Музыканты играют, собрав в кулак все силы души.

И чудо состоялось.

Музыка возвращает жизнь.

В первых рядах слушателей присел философ. Он слушает музыку, но думает о своем.

Удержал ли себя человек?

Или он все же рухнул? Скатился в нравственную пропасть. Столь глубокую, что уже не подняться. О политиках и генералах философ думать не хотел.

Но вот измена высшей когорты — мастеров культуры и духа, — имела ли она место в масштабах значительных? Похоже, что имела.

Была ли это измена высшему принципу человечности?

Похоже, что была.

Как же люди, слабые и разумом, и духом, будут выбираться?

Кто укажет им путь?


Другой известный немецкий философ, Мартин Хайдеггер, на подобные концерты не ходил. В одном из своих довоенных трудов он успел упомянуть скотобойни. Организованный поток убийства животных он назвал «индустриальной смертью». Когда этот принцип проник в лагеря, где были собраны люди, Хайдеггер сделал вид, что этого не заметил. Душегубки? Печи? Бесконечные расстрельные рвы? «Конвейер для убийства тысяч и миллионов человеческих существ?» Он, властитель умов, промолчал. Он продолжал читать в германских университетах монотонные по форме, но блистательные по глубине лекции. И даже нацисты, бывало, ему рукоплескали. Но он, казалось, и этого не замечал. Впрочем, это была особая глубина, улетающая куда-то в сторону от идеи человека. Его, изощренного певца понятия «Ничто», видимо, не пронзила в самое сердце фраза великого его предшественника Гегеля: «Мир возник в своем Ничто из абсолютной полноты сил добра…» Ни звука протеста не вырвалось из уст Хайдеггера даже после падения нацизма. Позже ему этого не забыли. И не простили.

Еще один представитель великой немецкий философской традиции, Карл Ясперс (в прошлые годы ведший в письмах с другом Хайдеггером утонченную философскую полемику), занял иную позицию. Осмыслив то, что случилось на земле Германии и в захваченных ею краях, он сразу после войны написал нашумевший тракт «О немецкой вине» и призвал нацию к моральному очищению и покаянию. К покаянию? Всех немцев? По стране, включая образованные круги, пронесся возмущенный ропот. Ясперса поторопились объявить национальным предателем.

===

## ЗАДАНИЕ ДЛЯ ВЫПОЛНЕНИЯ
Верните без изменений часть фрагмента выше между словами «Музыканты играют, собрав» и «ли себя человек?» включительно.

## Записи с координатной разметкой
===

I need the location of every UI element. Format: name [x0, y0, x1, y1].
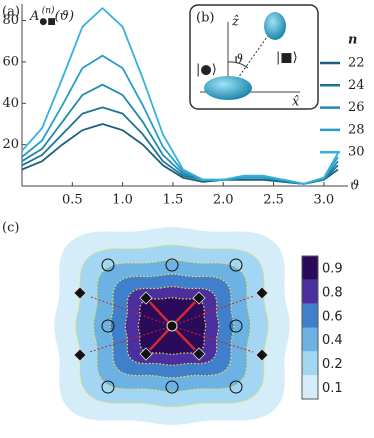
- contour-line: [137, 297, 207, 355]
- site-diamond: [192, 291, 206, 305]
- x-label: x̂: [292, 95, 300, 110]
- colorbar-label: 0.4: [322, 333, 343, 348]
- x-tick-label: 1.0: [112, 193, 133, 208]
- legend-label: 26: [348, 100, 365, 115]
- colorbar-block: [302, 375, 318, 399]
- site-diamond: [73, 348, 87, 362]
- colorbar-block: [302, 256, 318, 280]
- x-tick-label: 2.5: [263, 193, 284, 208]
- y-label-arg: (ϑ): [55, 9, 74, 24]
- site-circle: [229, 258, 243, 272]
- legend-label: 22: [348, 56, 365, 71]
- colorbar-label: 0.9: [322, 262, 343, 277]
- x-tick-label: 0.5: [62, 193, 83, 208]
- x-tick-label: 2.0: [213, 193, 234, 208]
- y-tick-label: 40: [2, 96, 19, 111]
- site-diamond: [255, 348, 269, 362]
- x-axis-label: ϑ: [350, 179, 359, 194]
- y-tick-label: 20: [2, 137, 19, 152]
- oblate-ellipsoid: [204, 76, 252, 100]
- prolate-ellipsoid: [264, 12, 286, 40]
- dotted-arrow: [89, 295, 173, 327]
- colorbar-block: [302, 279, 318, 304]
- site-diamond: [255, 286, 269, 300]
- site-circle: [229, 380, 243, 394]
- y-label-sup: (n): [42, 5, 55, 16]
- site-circle: [101, 258, 115, 272]
- legend-title: n: [348, 33, 357, 48]
- inset: (b) ẑ x̂ ϑ |●⟩ |■⟩: [189, 4, 319, 110]
- state-label: |■⟩: [276, 51, 298, 66]
- site-diamond: [192, 347, 206, 361]
- center-dot: [166, 320, 178, 332]
- site-diamond: [139, 347, 153, 361]
- site-circle: [229, 319, 243, 333]
- series-line: [21, 7, 339, 185]
- colorbar-block: [302, 303, 318, 328]
- colorbar-label: 0.2: [322, 357, 343, 372]
- panel-label: (c): [2, 221, 19, 236]
- colorbar-block: [302, 351, 318, 376]
- colorbar-frame: [301, 255, 319, 400]
- colorbar-label: 0.1: [322, 381, 343, 396]
- state-label: |●⟩: [196, 63, 217, 78]
- site-circle: [101, 319, 115, 333]
- site-circle: [101, 380, 115, 394]
- contour-line: [92, 259, 252, 393]
- inset-label: (b): [196, 11, 214, 26]
- contour-line: [124, 286, 220, 366]
- y-axis-label: A●■(n)(ϑ): [29, 5, 74, 27]
- angle-arc: [227, 61, 249, 69]
- legend-label: 30: [348, 145, 365, 160]
- arrow: [171, 325, 196, 351]
- series-line: [21, 106, 339, 185]
- y-label-base: A: [29, 9, 39, 24]
- series-line: [21, 123, 339, 185]
- site-circle: [165, 258, 179, 272]
- site-diamond: [73, 286, 87, 300]
- legend-label: 24: [348, 78, 365, 93]
- colorbar-label: 0.8: [322, 285, 343, 300]
- y-tick-label: 80: [2, 13, 19, 28]
- x-tick-label: 1.5: [163, 193, 184, 208]
- x-tick-label: 3.0: [314, 193, 335, 208]
- legend-label: 28: [348, 122, 365, 137]
- z-label: ẑ: [231, 15, 239, 30]
- colorbar-label: 0.6: [322, 309, 343, 324]
- arrow: [171, 301, 196, 327]
- site-diamond: [139, 291, 153, 305]
- colorbar-block: [302, 327, 318, 352]
- y-label-sub: ●■: [39, 17, 55, 27]
- angle-label: ϑ: [234, 53, 243, 68]
- site-circle: [165, 380, 179, 394]
- panel-label: (a): [2, 5, 20, 20]
- dotted-arrow: [89, 325, 173, 353]
- contour-line: [109, 273, 235, 379]
- y-tick-label: 60: [2, 54, 19, 69]
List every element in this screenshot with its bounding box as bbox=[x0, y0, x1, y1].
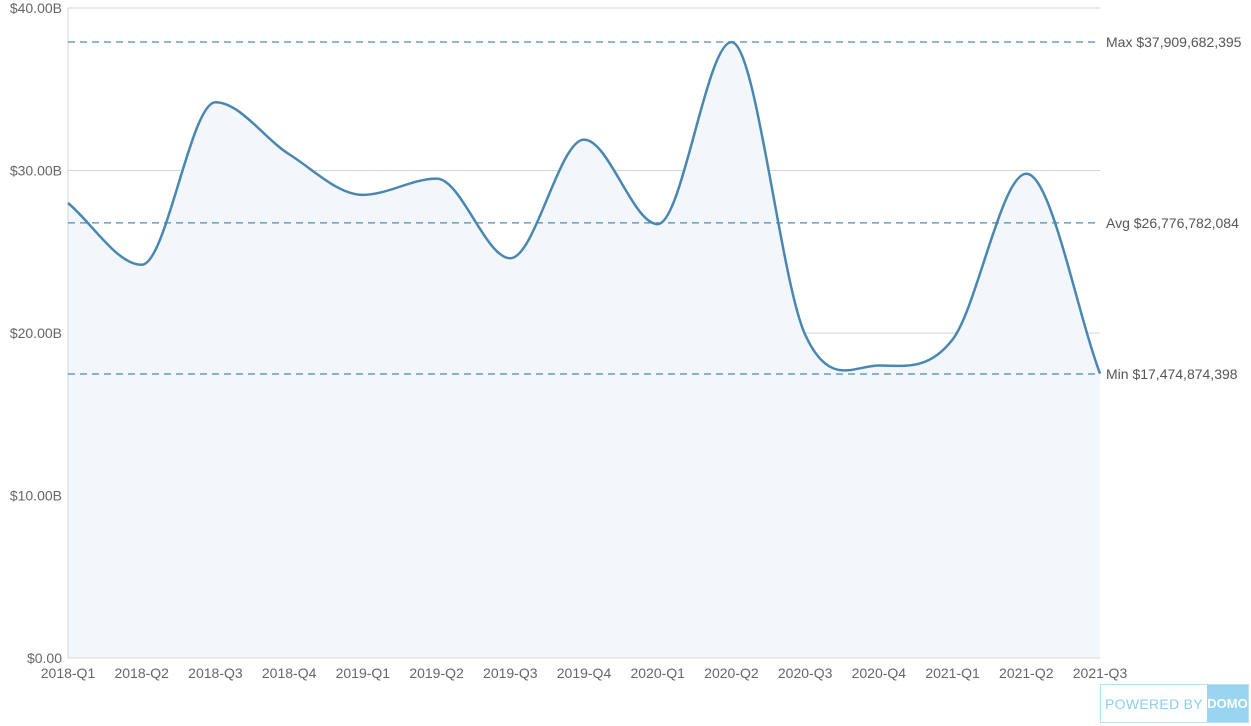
x-tick-label: 2019-Q2 bbox=[409, 665, 464, 681]
x-tick-label: 2020-Q1 bbox=[630, 665, 685, 681]
x-tick-label: 2019-Q1 bbox=[336, 665, 391, 681]
data-point bbox=[728, 39, 734, 45]
data-point bbox=[65, 200, 71, 206]
data-point bbox=[876, 363, 882, 369]
x-tick-label: 2018-Q3 bbox=[188, 665, 243, 681]
data-point bbox=[212, 99, 218, 105]
data-point bbox=[1097, 371, 1103, 377]
data-point bbox=[802, 332, 808, 338]
series-line bbox=[67, 40, 1102, 375]
x-tick-label: 2021-Q2 bbox=[999, 665, 1054, 681]
x-tick-label: 2019-Q3 bbox=[483, 665, 538, 681]
powered-by-text: POWERED BY bbox=[1105, 695, 1203, 712]
data-point bbox=[507, 255, 513, 261]
y-tick-label: $10.00B bbox=[10, 488, 62, 504]
series-area bbox=[68, 42, 1100, 658]
domo-logo: DOMO bbox=[1207, 685, 1248, 722]
y-tick-label: $30.00B bbox=[10, 163, 62, 179]
x-tick-label: 2018-Q2 bbox=[114, 665, 169, 681]
x-tick-label: 2021-Q1 bbox=[925, 665, 980, 681]
powered-by-badge[interactable]: POWERED BY DOMO bbox=[1100, 684, 1249, 723]
y-tick-label: $20.00B bbox=[10, 325, 62, 341]
x-tick-label: 2020-Q2 bbox=[704, 665, 759, 681]
data-point bbox=[1023, 171, 1029, 177]
data-point bbox=[139, 262, 145, 268]
x-tick-label: 2018-Q1 bbox=[41, 665, 96, 681]
data-point bbox=[360, 192, 366, 198]
reference-label-avg: Avg $26,776,782,084 bbox=[1106, 215, 1239, 231]
x-tick-label: 2021-Q3 bbox=[1073, 665, 1128, 681]
reference-label-max: Max $37,909,682,395 bbox=[1106, 34, 1242, 50]
reference-label-min: Min $17,474,874,398 bbox=[1106, 366, 1238, 382]
data-point bbox=[286, 151, 292, 157]
x-tick-label: 2018-Q4 bbox=[262, 665, 317, 681]
data-point bbox=[655, 221, 661, 227]
x-tick-label: 2020-Q3 bbox=[778, 665, 833, 681]
x-tick-label: 2019-Q4 bbox=[557, 665, 612, 681]
data-point bbox=[434, 176, 440, 182]
data-point bbox=[950, 337, 956, 343]
y-tick-label: $0.00 bbox=[27, 650, 62, 666]
area-chart: $0.00 $10.00B $20.00B $30.00B $40.00B Max $37… bbox=[10, 0, 1242, 681]
data-point bbox=[581, 137, 587, 143]
y-tick-label: $40.00B bbox=[10, 0, 62, 16]
x-tick-label: 2020-Q4 bbox=[852, 665, 907, 681]
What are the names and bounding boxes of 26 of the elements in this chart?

===

## ОТВЕТ К УПРАЖНЕНИЮ
Музыканты играют, собрав в кулак все силы души.

И чудо состоялось.

Музыка возвращает жизнь.

В первых рядах слушателей присел философ. Он слушает музыку, но думает о своем.

Удержал ли себя человек?